■ Prompt ■
Set down the whole listing verbatim.

A run of records:
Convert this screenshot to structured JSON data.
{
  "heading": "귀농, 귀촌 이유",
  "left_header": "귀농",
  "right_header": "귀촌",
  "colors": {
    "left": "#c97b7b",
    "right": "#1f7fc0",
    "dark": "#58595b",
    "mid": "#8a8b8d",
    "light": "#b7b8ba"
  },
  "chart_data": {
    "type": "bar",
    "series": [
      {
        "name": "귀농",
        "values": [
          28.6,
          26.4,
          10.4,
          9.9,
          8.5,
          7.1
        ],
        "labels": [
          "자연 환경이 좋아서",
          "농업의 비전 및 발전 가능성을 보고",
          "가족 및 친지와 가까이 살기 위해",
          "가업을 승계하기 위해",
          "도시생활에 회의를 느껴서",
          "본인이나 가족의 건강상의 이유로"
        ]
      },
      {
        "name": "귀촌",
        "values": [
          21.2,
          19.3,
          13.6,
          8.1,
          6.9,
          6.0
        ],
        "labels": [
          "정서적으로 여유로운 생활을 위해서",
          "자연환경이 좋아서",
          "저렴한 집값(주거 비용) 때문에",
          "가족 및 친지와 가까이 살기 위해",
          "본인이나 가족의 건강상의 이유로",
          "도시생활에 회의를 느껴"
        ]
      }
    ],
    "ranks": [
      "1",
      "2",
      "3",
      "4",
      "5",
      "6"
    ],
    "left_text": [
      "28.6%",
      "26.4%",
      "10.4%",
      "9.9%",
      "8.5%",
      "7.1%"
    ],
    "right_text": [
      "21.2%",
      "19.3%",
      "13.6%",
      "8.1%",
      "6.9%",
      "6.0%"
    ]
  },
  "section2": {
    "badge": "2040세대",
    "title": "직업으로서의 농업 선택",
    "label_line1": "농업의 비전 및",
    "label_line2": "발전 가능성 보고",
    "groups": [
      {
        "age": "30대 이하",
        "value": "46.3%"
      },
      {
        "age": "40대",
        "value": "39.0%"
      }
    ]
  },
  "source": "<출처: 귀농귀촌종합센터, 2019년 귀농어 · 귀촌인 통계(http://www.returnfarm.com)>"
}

■ Solution below ■
Convert this screenshot to structured JSON data.
{
  "heading": "귀농, 귀촌 이유",
  "left_header": "귀농",
  "right_header": "귀촌",
  "colors": {
    "left": "#c97b7b",
    "right": "#1f7fc0",
    "dark": "#58595b",
    "mid": "#8a8b8d",
    "light": "#b7b8ba"
  },
  "chart_data": {
    "type": "bar",
    "series": [
      {
        "name": "귀농",
        "values": [
          28.6,
          26.4,
          10.4,
          9.9,
          8.5,
          7.1
        ],
        "labels": [
          "자연 환경이 좋아서",
          "농업의 비전 및 발전 가능성을 보고",
          "가족 및 친지와 가까이 살기 위해",
          "가업을 승계하기 위해",
          "도시생활에 회의를 느껴서",
          "본인이나 가족의 건강상의 이유로"
        ]
      },
      {
        "name": "귀촌",
        "values": [
          21.2,
          19.3,
          13.6,
          8.1,
          6.9,
          6.0
        ],
        "labels": [
          "정서적으로 여유로운 생활을 위해서",
          "자연환경이 좋아서",
          "저렴한 집값(주거 비용) 때문에",
          "가족 및 친지와 가까이 살기 위해",
          "본인이나 가족의 건강상의 이유로",
          "도시생활에 회의를 느껴"
        ]
      }
    ],
    "ranks": [
      "1",
      "2",
      "3",
      "4",
      "5",
      "6"
    ],
    "left_text": [
      "28.6%",
      "26.4%",
      "10.4%",
      "9.9%",
      "8.5%",
      "7.1%"
    ],
    "right_text": [
      "21.2%",
      "19.3%",
      "13.6%",
      "8.1%",
      "6.9%",
      "6.0%"
    ]
  },
  "section2": {
    "badge": "2040세대",
    "title": "직업으로서의 농업 선택",
    "label_line1": "농업의 비전 및",
    "label_line2": "발전 가능성 보고",
    "groups": [
      {
        "age": "30대 이하",
        "value": "46.3%"
      },
      {
        "age": "40대",
        "value": "39.0%"
      }
    ]
  },
  "source": "<출처: 귀농귀촌종합센터, 2019년 귀농어 · 귀촌인 통계(http://www.returnfarm.com)>"
}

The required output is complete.